Exercise objective = Scan the records and identify every line in which the string "گذاری" occurs, then return those lines.
::: Record excerpts :::
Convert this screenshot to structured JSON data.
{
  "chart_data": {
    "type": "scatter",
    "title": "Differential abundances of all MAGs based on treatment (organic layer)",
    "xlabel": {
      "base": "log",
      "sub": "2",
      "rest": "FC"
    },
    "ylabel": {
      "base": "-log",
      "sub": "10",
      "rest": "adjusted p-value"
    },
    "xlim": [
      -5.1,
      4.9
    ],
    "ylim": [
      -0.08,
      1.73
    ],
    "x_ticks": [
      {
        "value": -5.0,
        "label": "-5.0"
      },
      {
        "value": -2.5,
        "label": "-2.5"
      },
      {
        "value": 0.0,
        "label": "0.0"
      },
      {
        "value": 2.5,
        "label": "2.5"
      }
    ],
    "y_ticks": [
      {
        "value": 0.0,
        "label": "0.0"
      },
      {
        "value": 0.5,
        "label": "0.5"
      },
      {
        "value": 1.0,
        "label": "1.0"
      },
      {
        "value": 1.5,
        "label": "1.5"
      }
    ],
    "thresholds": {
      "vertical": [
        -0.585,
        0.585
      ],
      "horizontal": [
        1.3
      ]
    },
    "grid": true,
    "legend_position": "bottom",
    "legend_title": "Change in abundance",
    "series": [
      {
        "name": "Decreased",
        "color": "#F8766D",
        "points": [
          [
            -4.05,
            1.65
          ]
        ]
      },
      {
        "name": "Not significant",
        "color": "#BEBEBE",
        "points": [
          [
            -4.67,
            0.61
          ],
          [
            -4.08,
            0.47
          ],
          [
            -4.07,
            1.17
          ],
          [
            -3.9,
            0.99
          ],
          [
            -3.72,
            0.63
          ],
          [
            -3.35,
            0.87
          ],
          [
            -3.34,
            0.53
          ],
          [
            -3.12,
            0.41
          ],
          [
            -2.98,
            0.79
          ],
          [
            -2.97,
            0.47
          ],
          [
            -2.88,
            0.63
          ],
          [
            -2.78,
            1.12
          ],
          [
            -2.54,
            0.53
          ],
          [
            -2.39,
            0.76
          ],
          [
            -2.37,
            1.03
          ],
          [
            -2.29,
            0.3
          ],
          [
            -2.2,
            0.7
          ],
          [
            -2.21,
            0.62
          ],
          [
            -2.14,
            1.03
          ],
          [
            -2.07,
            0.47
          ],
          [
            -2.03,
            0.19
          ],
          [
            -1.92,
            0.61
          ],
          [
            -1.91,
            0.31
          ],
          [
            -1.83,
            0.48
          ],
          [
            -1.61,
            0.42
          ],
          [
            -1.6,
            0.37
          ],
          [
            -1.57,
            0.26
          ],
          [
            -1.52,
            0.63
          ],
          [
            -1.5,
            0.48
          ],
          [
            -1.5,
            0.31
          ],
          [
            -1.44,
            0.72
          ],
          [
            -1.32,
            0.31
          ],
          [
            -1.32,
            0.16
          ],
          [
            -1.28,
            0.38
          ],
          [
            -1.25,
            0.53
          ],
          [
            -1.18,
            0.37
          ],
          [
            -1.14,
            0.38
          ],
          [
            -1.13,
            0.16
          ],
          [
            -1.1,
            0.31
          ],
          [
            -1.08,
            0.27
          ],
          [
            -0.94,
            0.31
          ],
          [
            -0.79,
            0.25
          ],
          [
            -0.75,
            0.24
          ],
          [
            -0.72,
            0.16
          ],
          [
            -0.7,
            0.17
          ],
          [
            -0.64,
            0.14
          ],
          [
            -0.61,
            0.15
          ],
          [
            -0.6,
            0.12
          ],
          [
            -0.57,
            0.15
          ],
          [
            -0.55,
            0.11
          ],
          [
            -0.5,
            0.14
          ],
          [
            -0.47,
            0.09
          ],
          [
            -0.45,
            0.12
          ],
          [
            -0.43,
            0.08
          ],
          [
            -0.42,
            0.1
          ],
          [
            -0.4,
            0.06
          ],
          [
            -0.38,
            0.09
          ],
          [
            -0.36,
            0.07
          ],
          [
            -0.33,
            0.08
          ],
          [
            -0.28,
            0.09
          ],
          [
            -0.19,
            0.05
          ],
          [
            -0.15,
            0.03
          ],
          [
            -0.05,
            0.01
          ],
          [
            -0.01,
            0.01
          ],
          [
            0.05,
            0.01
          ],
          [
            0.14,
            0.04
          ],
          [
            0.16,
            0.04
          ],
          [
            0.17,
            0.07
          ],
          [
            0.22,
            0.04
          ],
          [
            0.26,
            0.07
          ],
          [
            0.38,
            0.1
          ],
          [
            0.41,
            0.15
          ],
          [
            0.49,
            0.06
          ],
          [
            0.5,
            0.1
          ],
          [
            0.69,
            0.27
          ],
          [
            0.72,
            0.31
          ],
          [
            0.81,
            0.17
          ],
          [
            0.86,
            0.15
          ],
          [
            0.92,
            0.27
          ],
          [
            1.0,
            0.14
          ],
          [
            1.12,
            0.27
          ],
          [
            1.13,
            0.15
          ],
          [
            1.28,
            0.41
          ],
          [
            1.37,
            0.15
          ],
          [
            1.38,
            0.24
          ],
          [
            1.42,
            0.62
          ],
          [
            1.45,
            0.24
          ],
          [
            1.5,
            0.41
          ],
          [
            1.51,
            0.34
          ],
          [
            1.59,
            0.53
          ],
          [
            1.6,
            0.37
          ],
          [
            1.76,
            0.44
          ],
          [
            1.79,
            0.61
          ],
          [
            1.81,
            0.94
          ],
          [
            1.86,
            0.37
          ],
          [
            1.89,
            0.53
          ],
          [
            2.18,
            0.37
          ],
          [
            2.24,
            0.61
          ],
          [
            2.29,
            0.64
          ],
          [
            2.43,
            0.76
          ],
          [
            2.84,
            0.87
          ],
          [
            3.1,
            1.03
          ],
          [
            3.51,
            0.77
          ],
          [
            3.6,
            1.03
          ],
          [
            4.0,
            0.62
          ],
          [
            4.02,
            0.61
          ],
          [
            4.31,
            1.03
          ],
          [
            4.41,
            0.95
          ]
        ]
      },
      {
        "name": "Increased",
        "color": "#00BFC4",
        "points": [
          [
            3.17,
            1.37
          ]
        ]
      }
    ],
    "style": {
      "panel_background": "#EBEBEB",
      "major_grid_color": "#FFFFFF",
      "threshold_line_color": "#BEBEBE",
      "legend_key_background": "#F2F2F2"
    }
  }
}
:::
::: Record excerpts :::
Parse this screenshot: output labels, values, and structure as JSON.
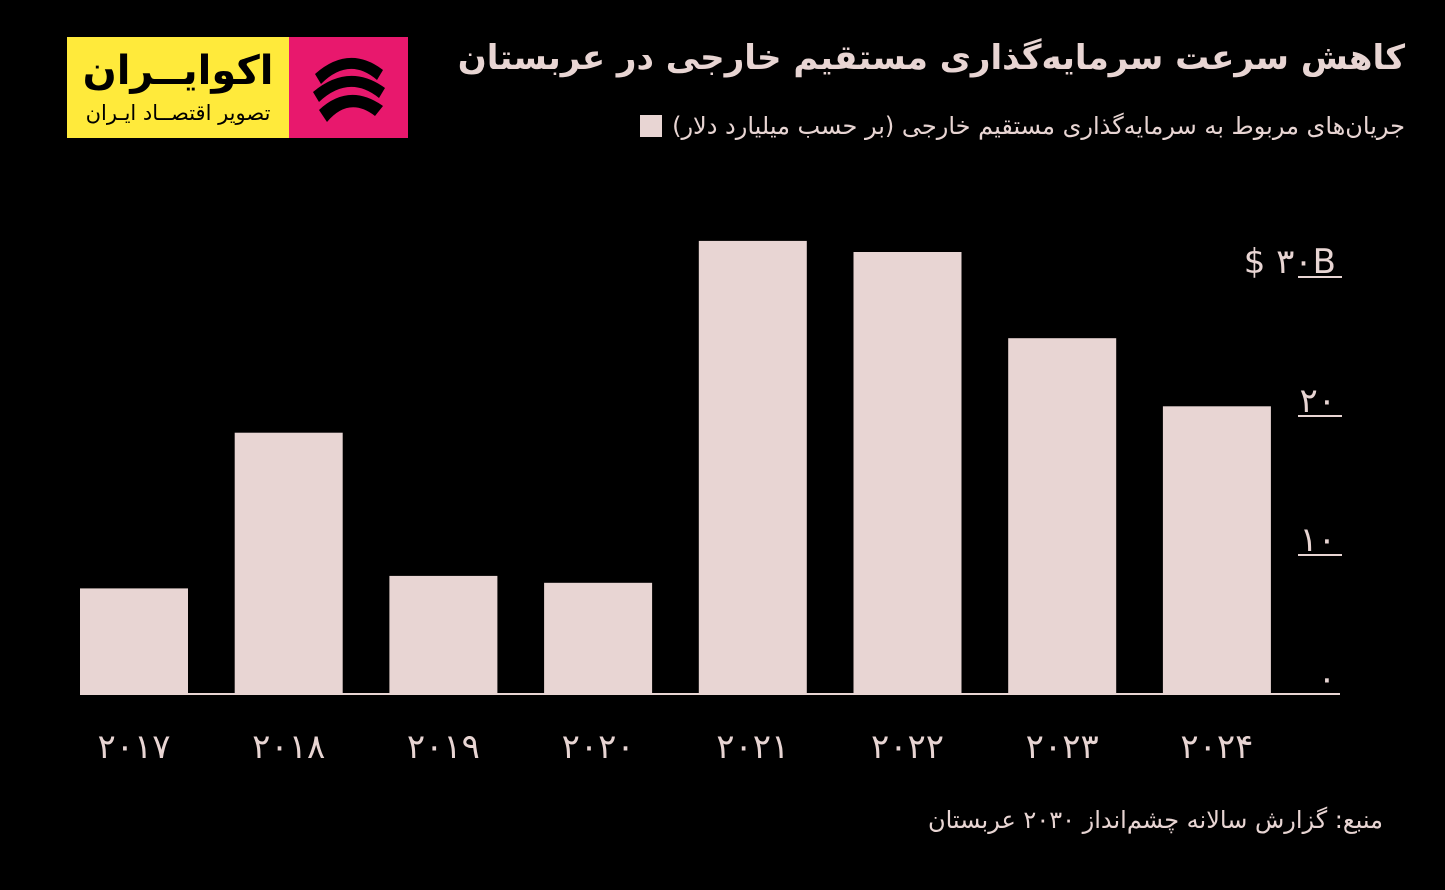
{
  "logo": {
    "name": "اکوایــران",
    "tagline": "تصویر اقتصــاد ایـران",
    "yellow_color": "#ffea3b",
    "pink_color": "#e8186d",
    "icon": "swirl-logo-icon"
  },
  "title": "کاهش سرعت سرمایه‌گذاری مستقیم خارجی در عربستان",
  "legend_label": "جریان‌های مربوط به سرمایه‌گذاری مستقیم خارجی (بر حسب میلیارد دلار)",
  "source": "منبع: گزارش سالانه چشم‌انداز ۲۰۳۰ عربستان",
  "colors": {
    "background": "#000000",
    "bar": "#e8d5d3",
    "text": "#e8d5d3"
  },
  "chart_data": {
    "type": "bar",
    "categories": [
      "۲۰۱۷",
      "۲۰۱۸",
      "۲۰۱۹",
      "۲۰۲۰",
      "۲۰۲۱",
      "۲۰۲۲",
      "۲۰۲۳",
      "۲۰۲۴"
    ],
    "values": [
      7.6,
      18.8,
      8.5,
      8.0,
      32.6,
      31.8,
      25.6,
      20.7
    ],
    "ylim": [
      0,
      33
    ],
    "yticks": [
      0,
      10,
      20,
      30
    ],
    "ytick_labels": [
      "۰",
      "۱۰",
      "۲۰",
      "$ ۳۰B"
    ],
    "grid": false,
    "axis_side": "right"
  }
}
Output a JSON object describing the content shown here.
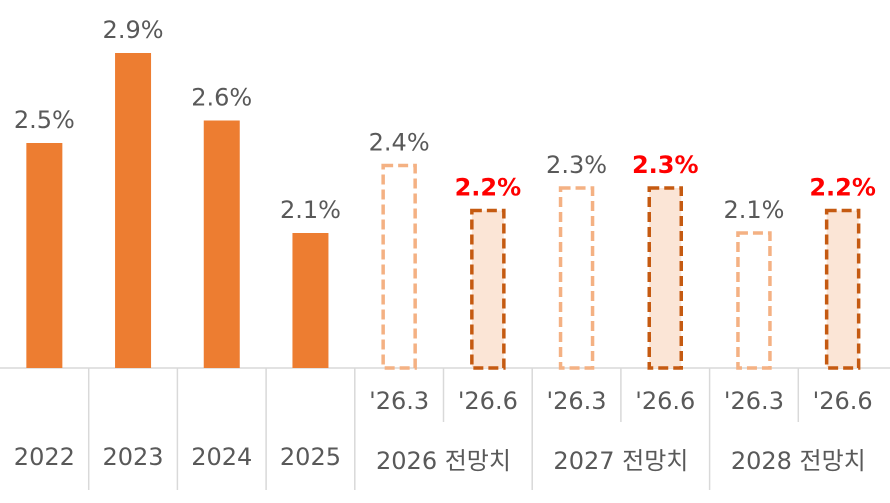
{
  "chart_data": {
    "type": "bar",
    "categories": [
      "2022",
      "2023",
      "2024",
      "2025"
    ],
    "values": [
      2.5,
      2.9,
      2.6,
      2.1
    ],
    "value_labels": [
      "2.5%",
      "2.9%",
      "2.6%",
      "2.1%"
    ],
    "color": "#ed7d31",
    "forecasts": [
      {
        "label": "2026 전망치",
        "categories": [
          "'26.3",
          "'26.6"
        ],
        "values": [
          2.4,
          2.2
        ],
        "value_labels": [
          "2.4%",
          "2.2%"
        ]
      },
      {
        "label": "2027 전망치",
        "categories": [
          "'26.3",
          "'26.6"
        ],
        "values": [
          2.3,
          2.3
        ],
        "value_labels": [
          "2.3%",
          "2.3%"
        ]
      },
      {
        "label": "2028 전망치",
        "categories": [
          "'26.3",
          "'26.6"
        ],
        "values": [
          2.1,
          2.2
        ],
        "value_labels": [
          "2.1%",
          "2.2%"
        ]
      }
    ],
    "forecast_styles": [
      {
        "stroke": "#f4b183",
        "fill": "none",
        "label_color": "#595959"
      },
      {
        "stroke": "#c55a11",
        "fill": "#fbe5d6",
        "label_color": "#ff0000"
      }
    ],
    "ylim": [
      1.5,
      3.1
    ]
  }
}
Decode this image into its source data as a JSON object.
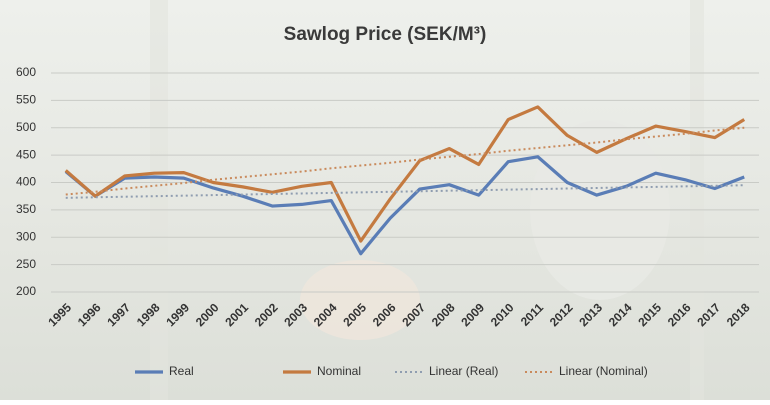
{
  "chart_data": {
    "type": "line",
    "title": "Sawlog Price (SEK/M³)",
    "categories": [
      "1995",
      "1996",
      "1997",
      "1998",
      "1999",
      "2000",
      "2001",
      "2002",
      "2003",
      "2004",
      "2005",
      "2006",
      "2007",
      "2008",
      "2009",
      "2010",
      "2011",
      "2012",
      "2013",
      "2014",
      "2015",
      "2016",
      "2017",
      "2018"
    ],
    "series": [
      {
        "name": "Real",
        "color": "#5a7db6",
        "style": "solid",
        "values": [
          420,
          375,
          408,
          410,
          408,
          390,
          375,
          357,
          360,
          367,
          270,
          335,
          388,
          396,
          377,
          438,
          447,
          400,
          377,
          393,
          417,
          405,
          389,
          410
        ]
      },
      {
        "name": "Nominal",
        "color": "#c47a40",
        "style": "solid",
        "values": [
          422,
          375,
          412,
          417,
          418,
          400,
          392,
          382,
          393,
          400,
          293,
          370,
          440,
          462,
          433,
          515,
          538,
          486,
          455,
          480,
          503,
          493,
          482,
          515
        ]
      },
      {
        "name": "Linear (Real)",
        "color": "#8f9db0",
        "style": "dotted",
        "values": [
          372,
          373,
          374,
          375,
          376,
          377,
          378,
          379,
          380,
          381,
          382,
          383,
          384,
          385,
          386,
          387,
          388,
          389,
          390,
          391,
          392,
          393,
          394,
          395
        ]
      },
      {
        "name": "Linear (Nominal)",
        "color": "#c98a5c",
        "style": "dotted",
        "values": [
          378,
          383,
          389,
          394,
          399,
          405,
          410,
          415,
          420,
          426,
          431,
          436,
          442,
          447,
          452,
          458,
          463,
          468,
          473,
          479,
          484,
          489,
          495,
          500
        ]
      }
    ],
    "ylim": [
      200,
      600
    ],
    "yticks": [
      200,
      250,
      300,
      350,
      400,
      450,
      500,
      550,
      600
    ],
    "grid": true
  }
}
:::
Task result =
  "title": "کاهش سرعت سرمایه‌گذاری مستقیم خارجی در عربستان",
  "legend_label": "جریان‌های مربوط به سرمایه‌گذاری مستقیم خارجی (بر حسب میلیارد دلار)",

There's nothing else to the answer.